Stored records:
──────────

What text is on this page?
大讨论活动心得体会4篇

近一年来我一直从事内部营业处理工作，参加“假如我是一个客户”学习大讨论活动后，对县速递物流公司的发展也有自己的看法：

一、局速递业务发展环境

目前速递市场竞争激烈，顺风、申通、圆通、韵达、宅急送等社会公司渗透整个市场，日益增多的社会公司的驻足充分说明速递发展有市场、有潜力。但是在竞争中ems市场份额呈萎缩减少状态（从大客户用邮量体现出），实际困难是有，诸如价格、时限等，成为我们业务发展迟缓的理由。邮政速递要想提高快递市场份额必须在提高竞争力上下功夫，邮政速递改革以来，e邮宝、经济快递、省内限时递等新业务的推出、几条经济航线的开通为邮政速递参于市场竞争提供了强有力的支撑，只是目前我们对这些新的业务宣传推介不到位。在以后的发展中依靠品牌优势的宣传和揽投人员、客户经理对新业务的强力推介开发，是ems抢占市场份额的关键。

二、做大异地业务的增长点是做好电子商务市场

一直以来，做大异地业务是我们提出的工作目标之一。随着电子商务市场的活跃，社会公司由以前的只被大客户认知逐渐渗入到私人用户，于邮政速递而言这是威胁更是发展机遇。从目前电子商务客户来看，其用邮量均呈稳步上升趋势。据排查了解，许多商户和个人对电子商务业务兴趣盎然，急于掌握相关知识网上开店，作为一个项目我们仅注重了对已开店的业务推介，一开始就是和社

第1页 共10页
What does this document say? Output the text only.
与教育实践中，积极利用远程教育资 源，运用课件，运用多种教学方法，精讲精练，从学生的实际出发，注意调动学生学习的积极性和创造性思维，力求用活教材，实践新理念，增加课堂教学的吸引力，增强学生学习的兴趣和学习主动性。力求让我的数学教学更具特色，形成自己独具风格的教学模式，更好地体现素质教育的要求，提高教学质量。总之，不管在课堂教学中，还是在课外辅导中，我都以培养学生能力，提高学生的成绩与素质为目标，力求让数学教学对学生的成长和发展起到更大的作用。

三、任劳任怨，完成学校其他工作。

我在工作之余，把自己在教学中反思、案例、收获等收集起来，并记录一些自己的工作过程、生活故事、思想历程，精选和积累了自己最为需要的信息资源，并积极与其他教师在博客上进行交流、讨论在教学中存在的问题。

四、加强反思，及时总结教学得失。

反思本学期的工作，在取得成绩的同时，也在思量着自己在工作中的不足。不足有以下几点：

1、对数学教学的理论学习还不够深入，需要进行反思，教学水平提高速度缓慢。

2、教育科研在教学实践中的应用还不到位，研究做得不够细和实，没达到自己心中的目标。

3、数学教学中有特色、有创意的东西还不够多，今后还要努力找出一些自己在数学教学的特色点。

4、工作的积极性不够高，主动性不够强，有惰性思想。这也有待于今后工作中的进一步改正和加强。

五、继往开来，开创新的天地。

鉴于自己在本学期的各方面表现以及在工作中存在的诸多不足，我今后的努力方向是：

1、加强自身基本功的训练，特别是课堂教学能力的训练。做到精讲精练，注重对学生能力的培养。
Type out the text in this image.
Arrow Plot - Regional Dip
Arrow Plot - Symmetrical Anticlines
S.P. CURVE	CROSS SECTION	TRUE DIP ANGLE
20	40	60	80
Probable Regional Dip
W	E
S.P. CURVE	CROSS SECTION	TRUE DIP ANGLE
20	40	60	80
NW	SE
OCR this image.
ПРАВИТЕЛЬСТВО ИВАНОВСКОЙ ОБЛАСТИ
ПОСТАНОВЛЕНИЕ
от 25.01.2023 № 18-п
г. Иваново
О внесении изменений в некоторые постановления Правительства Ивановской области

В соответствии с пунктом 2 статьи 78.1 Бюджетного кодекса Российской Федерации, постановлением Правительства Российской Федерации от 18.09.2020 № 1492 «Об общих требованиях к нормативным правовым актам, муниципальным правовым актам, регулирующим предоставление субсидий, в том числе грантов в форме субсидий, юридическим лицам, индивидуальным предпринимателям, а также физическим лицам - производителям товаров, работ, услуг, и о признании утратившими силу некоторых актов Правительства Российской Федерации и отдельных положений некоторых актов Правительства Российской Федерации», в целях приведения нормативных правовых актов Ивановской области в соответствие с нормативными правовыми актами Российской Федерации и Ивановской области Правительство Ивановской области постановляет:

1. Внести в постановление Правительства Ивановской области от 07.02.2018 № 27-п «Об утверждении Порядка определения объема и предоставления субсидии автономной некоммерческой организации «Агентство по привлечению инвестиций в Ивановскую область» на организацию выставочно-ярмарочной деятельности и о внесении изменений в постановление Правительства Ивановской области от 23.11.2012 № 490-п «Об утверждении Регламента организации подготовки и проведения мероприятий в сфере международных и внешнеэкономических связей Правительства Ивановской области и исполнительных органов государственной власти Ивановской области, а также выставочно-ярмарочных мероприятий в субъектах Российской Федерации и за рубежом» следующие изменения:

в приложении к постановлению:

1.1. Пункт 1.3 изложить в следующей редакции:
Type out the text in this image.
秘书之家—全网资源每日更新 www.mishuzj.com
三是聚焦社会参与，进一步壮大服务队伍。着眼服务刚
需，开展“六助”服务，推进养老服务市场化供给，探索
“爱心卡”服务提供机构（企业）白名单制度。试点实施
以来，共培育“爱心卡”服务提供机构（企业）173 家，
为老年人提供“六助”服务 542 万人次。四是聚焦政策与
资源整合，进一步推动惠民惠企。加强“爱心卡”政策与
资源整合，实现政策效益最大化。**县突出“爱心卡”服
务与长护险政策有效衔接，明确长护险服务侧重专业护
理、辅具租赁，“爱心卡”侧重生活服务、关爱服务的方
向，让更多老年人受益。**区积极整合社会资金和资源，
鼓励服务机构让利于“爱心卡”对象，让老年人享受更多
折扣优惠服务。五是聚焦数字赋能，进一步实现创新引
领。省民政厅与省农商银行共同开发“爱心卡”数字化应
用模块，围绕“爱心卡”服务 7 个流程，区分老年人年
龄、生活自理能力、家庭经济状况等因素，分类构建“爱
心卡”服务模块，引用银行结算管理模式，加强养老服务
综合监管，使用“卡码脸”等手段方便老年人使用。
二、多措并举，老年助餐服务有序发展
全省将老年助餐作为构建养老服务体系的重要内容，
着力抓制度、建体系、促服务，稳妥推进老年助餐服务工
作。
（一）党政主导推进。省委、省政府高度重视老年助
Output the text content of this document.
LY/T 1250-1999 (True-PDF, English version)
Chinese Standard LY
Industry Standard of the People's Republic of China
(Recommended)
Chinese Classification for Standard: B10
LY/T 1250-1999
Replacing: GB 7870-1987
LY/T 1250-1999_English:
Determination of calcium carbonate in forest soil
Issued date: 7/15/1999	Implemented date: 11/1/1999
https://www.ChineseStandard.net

──────────

Brief:
Transcribe the entire listing above precisely.

Solved problem:
What text is on this page?
大讨论活动心得体会4篇

近一年来我一直从事内部营业处理工作，参加“假如我是一个客户”学习大讨论活动后，对县速递物流公司的发展也有自己的看法：

一、局速递业务发展环境

目前速递市场竞争激烈，顺风、申通、圆通、韵达、宅急送等社会公司渗透整个市场，日益增多的社会公司的驻足充分说明速递发展有市场、有潜力。但是在竞争中ems市场份额呈萎缩减少状态（从大客户用邮量体现出），实际困难是有，诸如价格、时限等，成为我们业务发展迟缓的理由。邮政速递要想提高快递市场份额必须在提高竞争力上下功夫，邮政速递改革以来，e邮宝、经济快递、省内限时递等新业务的推出、几条经济航线的开通为邮政速递参于市场竞争提供了强有力的支撑，只是目前我们对这些新的业务宣传推介不到位。在以后的发展中依靠品牌优势的宣传和揽投人员、客户经理对新业务的强力推介开发，是ems抢占市场份额的关键。

二、做大异地业务的增长点是做好电子商务市场

一直以来，做大异地业务是我们提出的工作目标之一。随着电子商务市场的活跃，社会公司由以前的只被大客户认知逐渐渗入到私人用户，于邮政速递而言这是威胁更是发展机遇。从目前电子商务客户来看，其用邮量均呈稳步上升趋势。据排查了解，许多商户和个人对电子商务业务兴趣盎然，急于掌握相关知识网上开店，作为一个项目我们仅注重了对已开店的业务推介，一开始就是和社

第1页 共10页
What does this document say? Output the text only.
与教育实践中，积极利用远程教育资 源，运用课件，运用多种教学方法，精讲精练，从学生的实际出发，注意调动学生学习的积极性和创造性思维，力求用活教材，实践新理念，增加课堂教学的吸引力，增强学生学习的兴趣和学习主动性。力求让我的数学教学更具特色，形成自己独具风格的教学模式，更好地体现素质教育的要求，提高教学质量。总之，不管在课堂教学中，还是在课外辅导中，我都以培养学生能力，提高学生的成绩与素质为目标，力求让数学教学对学生的成长和发展起到更大的作用。

三、任劳任怨，完成学校其他工作。

我在工作之余，把自己在教学中反思、案例、收获等收集起来，并记录一些自己的工作过程、生活故事、思想历程，精选和积累了自己最为需要的信息资源，并积极与其他教师在博客上进行交流、讨论在教学中存在的问题。

四、加强反思，及时总结教学得失。

反思本学期的工作，在取得成绩的同时，也在思量着自己在工作中的不足。不足有以下几点：

1、对数学教学的理论学习还不够深入，需要进行反思，教学水平提高速度缓慢。

2、教育科研在教学实践中的应用还不到位，研究做得不够细和实，没达到自己心中的目标。

3、数学教学中有特色、有创意的东西还不够多，今后还要努力找出一些自己在数学教学的特色点。

4、工作的积极性不够高，主动性不够强，有惰性思想。这也有待于今后工作中的进一步改正和加强。

五、继往开来，开创新的天地。

鉴于自己在本学期的各方面表现以及在工作中存在的诸多不足，我今后的努力方向是：

1、加强自身基本功的训练，特别是课堂教学能力的训练。做到精讲精练，注重对学生能力的培养。
Type out the text in this image.
Arrow Plot - Regional Dip
Arrow Plot - Symmetrical Anticlines
S.P. CURVE	CROSS SECTION	TRUE DIP ANGLE
20	40	60	80
Probable Regional Dip
W	E
S.P. CURVE	CROSS SECTION	TRUE DIP ANGLE
20	40	60	80
NW	SE
OCR this image.
ПРАВИТЕЛЬСТВО ИВАНОВСКОЙ ОБЛАСТИ
ПОСТАНОВЛЕНИЕ
от 25.01.2023 № 18-п
г. Иваново
О внесении изменений в некоторые постановления Правительства Ивановской области

В соответствии с пунктом 2 статьи 78.1 Бюджетного кодекса Российской Федерации, постановлением Правительства Российской Федерации от 18.09.2020 № 1492 «Об общих требованиях к нормативным правовым актам, муниципальным правовым актам, регулирующим предоставление субсидий, в том числе грантов в форме субсидий, юридическим лицам, индивидуальным предпринимателям, а также физическим лицам - производителям товаров, работ, услуг, и о признании утратившими силу некоторых актов Правительства Российской Федерации и отдельных положений некоторых актов Правительства Российской Федерации», в целях приведения нормативных правовых актов Ивановской области в соответствие с нормативными правовыми актами Российской Федерации и Ивановской области Правительство Ивановской области постановляет:

1. Внести в постановление Правительства Ивановской области от 07.02.2018 № 27-п «Об утверждении Порядка определения объема и предоставления субсидии автономной некоммерческой организации «Агентство по привлечению инвестиций в Ивановскую область» на организацию выставочно-ярмарочной деятельности и о внесении изменений в постановление Правительства Ивановской области от 23.11.2012 № 490-п «Об утверждении Регламента организации подготовки и проведения мероприятий в сфере международных и внешнеэкономических связей Правительства Ивановской области и исполнительных органов государственной власти Ивановской области, а также выставочно-ярмарочных мероприятий в субъектах Российской Федерации и за рубежом» следующие изменения:

в приложении к постановлению:

1.1. Пункт 1.3 изложить в следующей редакции:
Type out the text in this image.
秘书之家—全网资源每日更新 www.mishuzj.com
三是聚焦社会参与，进一步壮大服务队伍。着眼服务刚
需，开展“六助”服务，推进养老服务市场化供给，探索
“爱心卡”服务提供机构（企业）白名单制度。试点实施
以来，共培育“爱心卡”服务提供机构（企业）173 家，
为老年人提供“六助”服务 542 万人次。四是聚焦政策与
资源整合，进一步推动惠民惠企。加强“爱心卡”政策与
资源整合，实现政策效益最大化。**县突出“爱心卡”服
务与长护险政策有效衔接，明确长护险服务侧重专业护
理、辅具租赁，“爱心卡”侧重生活服务、关爱服务的方
向，让更多老年人受益。**区积极整合社会资金和资源，
鼓励服务机构让利于“爱心卡”对象，让老年人享受更多
折扣优惠服务。五是聚焦数字赋能，进一步实现创新引
领。省民政厅与省农商银行共同开发“爱心卡”数字化应
用模块，围绕“爱心卡”服务 7 个流程，区分老年人年
龄、生活自理能力、家庭经济状况等因素，分类构建“爱
心卡”服务模块，引用银行结算管理模式，加强养老服务
综合监管，使用“卡码脸”等手段方便老年人使用。
二、多措并举，老年助餐服务有序发展
全省将老年助餐作为构建养老服务体系的重要内容，
着力抓制度、建体系、促服务，稳妥推进老年助餐服务工
作。
（一）党政主导推进。省委、省政府高度重视老年助
Output the text content of this document.
LY/T 1250-1999 (True-PDF, English version)
Chinese Standard LY
Industry Standard of the People's Republic of China
(Recommended)
Chinese Classification for Standard: B10
LY/T 1250-1999
Replacing: GB 7870-1987
LY/T 1250-1999_English:
Determination of calcium carbonate in forest soil
Issued date: 7/15/1999	Implemented date: 11/1/1999
https://www.ChineseStandard.net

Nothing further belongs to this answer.